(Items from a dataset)
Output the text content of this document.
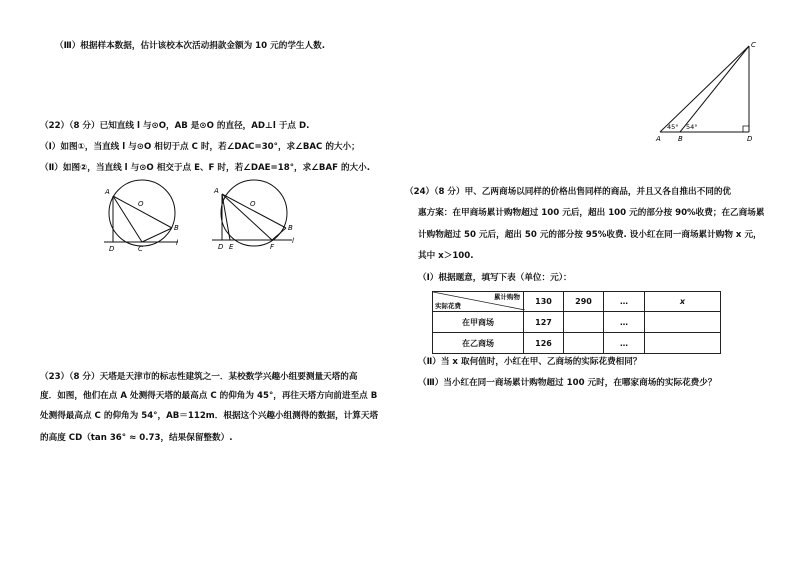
（Ⅲ）根据样本数据，估计该校本次活动捐款金额为 10 元的学生人数.
（22）（8 分）已知直线 l 与⊙O，AB 是⊙O 的直径，AD⊥l 于点 D.
（Ⅰ）如图①，当直线 l 与⊙O 相切于点 C 时，若∠DAC=30°，求∠BAC 的大小；
（Ⅱ）如图②，当直线 l 与⊙O 相交于点 E、F 时，若∠DAE=18°，求∠BAF 的大小.
A
O
B
D	C
l
A
O
B
D E	F
l
（23）（8 分）天塔是天津市的标志性建筑之一．某校数学兴趣小组要测量天塔的高
度．如图，他们在点 A 处测得天塔的最高点 C 的仰角为 45°，再往天塔方向前进至点 B
处测得最高点 C 的仰角为 54°，AB＝112m．根据这个兴趣小组测得的数据，计算天塔
的高度 CD（tan 36° ≈ 0.73，结果保留整数）.
C
A B	D
45° 54°
（24）（8 分）甲、乙两商场以同样的价格出售同样的商品，并且又各自推出不同的优
惠方案：在甲商场累计购物超过 100 元后，超出 100 元的部分按 90%收费；在乙商场累
计购物超过 50 元后，超出 50 元的部分按 95%收费. 设小红在同一商场累计购物 x 元，
其中 x＞100.
（Ⅰ）根据题意，填写下表（单位：元）：
累计购物
实际花费	130	290	…	x
在甲商场	127		…	
在乙商场	126		…	
（Ⅱ）当 x 取何值时，小红在甲、乙商场的实际花费相同？
（Ⅲ）当小红在同一商场累计购物超过 100 元时，在哪家商场的实际花费少？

== Exercise description ==
Pictures appear in the records above. Output everything except them, exactly.

== Result of this task ==
Output the text content of this document.
（Ⅲ）根据样本数据，估计该校本次活动捐款金额为 10 元的学生人数.
（22）（8 分）已知直线 l 与⊙O，AB 是⊙O 的直径，AD⊥l 于点 D.
（Ⅰ）如图①，当直线 l 与⊙O 相切于点 C 时，若∠DAC=30°，求∠BAC 的大小；
（Ⅱ）如图②，当直线 l 与⊙O 相交于点 E、F 时，若∠DAE=18°，求∠BAF 的大小.
A
O
B
D	C
l
A
O
B
D E	F
l
（23）（8 分）天塔是天津市的标志性建筑之一．某校数学兴趣小组要测量天塔的高
度．如图，他们在点 A 处测得天塔的最高点 C 的仰角为 45°，再往天塔方向前进至点 B
处测得最高点 C 的仰角为 54°，AB＝112m．根据这个兴趣小组测得的数据，计算天塔
的高度 CD（tan 36° ≈ 0.73，结果保留整数）.
C
A B	D
45° 54°
（24）（8 分）甲、乙两商场以同样的价格出售同样的商品，并且又各自推出不同的优
惠方案：在甲商场累计购物超过 100 元后，超出 100 元的部分按 90%收费；在乙商场累
计购物超过 50 元后，超出 50 元的部分按 95%收费. 设小红在同一商场累计购物 x 元，
其中 x＞100.
（Ⅰ）根据题意，填写下表（单位：元）：
累计购物
实际花费	130	290	…	x
在甲商场	127		…	
在乙商场	126		…	
（Ⅱ）当 x 取何值时，小红在甲、乙商场的实际花费相同？
（Ⅲ）当小红在同一商场累计购物超过 100 元时，在哪家商场的实际花费少？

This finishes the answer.